* What is needed
Answer with nothing but the number of lines that include the word "this".
** begin Recorded data **
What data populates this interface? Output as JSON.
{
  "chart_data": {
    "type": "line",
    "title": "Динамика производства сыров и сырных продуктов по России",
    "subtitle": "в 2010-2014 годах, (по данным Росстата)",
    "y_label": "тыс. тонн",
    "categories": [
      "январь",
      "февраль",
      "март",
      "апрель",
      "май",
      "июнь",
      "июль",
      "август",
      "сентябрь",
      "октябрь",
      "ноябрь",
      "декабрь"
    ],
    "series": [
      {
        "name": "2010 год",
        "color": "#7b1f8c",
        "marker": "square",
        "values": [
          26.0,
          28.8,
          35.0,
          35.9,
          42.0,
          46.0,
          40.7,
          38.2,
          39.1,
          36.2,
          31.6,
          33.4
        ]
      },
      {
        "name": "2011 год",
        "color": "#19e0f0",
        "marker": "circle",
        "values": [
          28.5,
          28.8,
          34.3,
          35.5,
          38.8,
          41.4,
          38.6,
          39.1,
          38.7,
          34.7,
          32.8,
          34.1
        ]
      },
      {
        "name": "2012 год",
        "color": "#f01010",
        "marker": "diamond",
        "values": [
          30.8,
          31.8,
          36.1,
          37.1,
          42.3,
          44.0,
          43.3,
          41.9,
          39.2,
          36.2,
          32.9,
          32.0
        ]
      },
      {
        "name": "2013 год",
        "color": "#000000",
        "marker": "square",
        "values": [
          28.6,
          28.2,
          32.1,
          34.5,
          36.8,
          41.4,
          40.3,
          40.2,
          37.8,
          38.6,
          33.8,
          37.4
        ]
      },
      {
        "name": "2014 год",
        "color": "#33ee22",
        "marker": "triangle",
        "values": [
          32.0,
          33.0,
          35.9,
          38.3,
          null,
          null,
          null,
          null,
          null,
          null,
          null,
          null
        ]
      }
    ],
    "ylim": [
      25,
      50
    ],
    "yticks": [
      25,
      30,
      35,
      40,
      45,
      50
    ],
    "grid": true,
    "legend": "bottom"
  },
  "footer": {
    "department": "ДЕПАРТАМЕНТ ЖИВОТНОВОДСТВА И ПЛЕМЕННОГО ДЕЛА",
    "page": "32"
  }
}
** end Recorded data **
** begin Recorded data **
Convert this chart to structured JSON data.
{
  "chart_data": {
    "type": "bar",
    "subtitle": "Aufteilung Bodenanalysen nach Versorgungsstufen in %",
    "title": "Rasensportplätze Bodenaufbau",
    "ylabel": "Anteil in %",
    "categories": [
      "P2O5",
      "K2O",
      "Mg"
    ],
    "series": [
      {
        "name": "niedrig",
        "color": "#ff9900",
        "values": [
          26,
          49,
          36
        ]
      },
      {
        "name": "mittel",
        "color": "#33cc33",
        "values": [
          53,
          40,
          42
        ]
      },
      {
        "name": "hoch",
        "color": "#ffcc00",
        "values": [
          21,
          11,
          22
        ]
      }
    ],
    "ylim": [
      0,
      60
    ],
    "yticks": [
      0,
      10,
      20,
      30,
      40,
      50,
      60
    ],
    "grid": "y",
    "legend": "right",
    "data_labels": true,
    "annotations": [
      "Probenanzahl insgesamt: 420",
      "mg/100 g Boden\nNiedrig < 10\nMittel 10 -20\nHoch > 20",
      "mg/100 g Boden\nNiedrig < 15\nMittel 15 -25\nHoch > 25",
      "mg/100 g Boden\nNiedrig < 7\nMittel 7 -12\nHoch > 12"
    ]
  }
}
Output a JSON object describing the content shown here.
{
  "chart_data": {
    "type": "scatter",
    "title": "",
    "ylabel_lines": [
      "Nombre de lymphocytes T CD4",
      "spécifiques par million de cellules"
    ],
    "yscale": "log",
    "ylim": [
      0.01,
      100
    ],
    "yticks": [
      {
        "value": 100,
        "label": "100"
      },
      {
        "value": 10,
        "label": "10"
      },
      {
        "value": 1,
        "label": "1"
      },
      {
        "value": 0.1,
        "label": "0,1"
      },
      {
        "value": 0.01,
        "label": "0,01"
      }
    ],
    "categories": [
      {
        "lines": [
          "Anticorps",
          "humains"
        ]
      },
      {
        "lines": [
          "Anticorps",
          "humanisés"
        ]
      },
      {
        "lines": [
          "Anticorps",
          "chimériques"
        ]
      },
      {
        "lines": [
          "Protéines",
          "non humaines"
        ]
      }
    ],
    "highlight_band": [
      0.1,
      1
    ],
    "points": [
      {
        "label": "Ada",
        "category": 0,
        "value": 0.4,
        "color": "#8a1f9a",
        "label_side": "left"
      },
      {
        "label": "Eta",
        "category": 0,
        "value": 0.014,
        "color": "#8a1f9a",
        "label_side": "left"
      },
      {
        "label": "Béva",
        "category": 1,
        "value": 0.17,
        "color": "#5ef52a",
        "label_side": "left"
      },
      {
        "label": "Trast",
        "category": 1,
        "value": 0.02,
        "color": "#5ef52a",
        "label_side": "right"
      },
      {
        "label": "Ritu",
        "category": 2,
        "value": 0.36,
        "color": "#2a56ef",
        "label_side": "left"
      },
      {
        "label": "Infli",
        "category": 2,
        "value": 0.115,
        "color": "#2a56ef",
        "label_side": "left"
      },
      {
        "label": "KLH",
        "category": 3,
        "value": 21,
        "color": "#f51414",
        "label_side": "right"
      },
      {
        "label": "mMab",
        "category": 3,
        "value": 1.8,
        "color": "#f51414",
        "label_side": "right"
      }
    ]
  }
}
** end Recorded data **
* Exercise result
2